Source data

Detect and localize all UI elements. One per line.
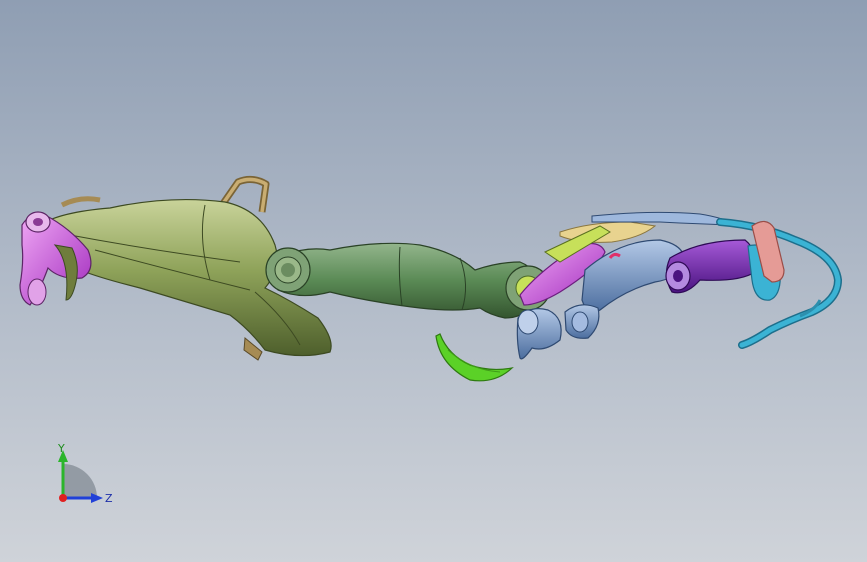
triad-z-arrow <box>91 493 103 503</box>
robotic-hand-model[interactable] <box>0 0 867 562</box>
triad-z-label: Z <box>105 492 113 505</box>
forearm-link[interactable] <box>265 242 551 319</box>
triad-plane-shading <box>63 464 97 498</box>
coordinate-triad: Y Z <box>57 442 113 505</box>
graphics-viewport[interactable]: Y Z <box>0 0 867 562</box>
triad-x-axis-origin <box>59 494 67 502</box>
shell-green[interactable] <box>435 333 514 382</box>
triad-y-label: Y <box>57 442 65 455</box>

▶ [AIM] Present every line of the data above as a numbered list, skipping blank lines and omitting any picture.

▶ [PROBLEM SOLUTION]
1. Detect and localize all UI elements. One per line.
2. triad-z-arrow <box>91 493 103 503</box>
3. robotic-hand-model[interactable] <box>0 0 867 562</box>
4. triad-z-label: Z <box>105 492 113 505</box>
5. forearm-link[interactable] <box>265 242 551 319</box>
6. triad-plane-shading <box>63 464 97 498</box>
7. coordinate-triad: Y Z <box>57 442 113 505</box>
8. graphics-viewport[interactable]: Y Z <box>0 0 867 562</box>
9. triad-x-axis-origin <box>59 494 67 502</box>
10. shell-green[interactable] <box>435 333 514 382</box>
11. triad-y-label: Y <box>57 442 65 455</box>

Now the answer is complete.